╭─ Data

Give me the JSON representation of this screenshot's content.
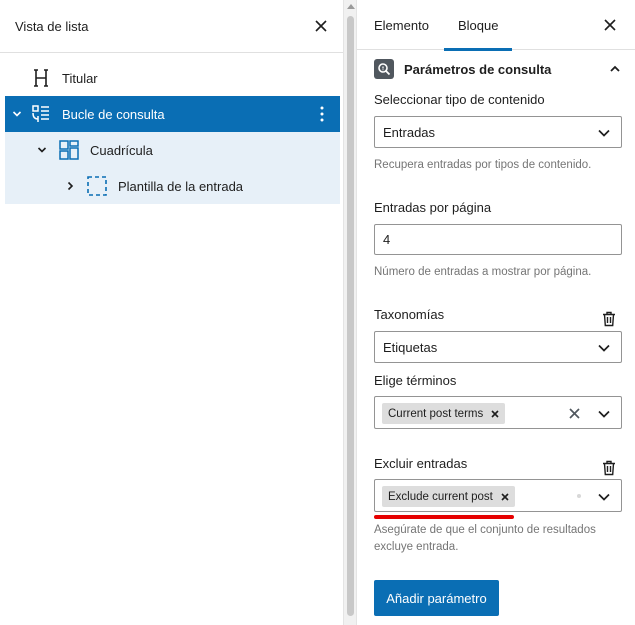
{
  "list_view": {
    "title": "Vista de lista",
    "items": [
      {
        "label": "Titular",
        "icon": "heading-icon"
      },
      {
        "label": "Bucle de consulta",
        "icon": "query-loop-icon"
      },
      {
        "label": "Cuadrícula",
        "icon": "grid-icon"
      },
      {
        "label": "Plantilla de la entrada",
        "icon": "post-template-icon"
      }
    ]
  },
  "sidebar": {
    "tabs": [
      {
        "label": "Elemento"
      },
      {
        "label": "Bloque"
      }
    ],
    "panel": {
      "title": "Parámetros de consulta"
    },
    "content_type": {
      "label": "Seleccionar tipo de contenido",
      "value": "Entradas",
      "help": "Recupera entradas por tipos de contenido."
    },
    "per_page": {
      "label": "Entradas por página",
      "value": "4",
      "help": "Número de entradas a mostrar por página."
    },
    "taxonomies": {
      "label": "Taxonomías",
      "value": "Etiquetas"
    },
    "terms": {
      "label": "Elige términos",
      "token": "Current post terms"
    },
    "exclude": {
      "label": "Excluir entradas",
      "token": "Exclude current post",
      "help": "Asegúrate de que el conjunto de resultados excluye entrada."
    },
    "add_button": "Añadir parámetro"
  },
  "colors": {
    "accent": "#0a6eb4",
    "selected_child_bg": "#e7f0f8",
    "annotation": "#e60000"
  }
}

╰─

• _Challenge_:
Copy each line holding the word "contenido" from the listing above.

• _Result of the task_:
      "label": "Seleccionar tipo de contenido",
      "help": "Recupera entradas por tipos de contenido."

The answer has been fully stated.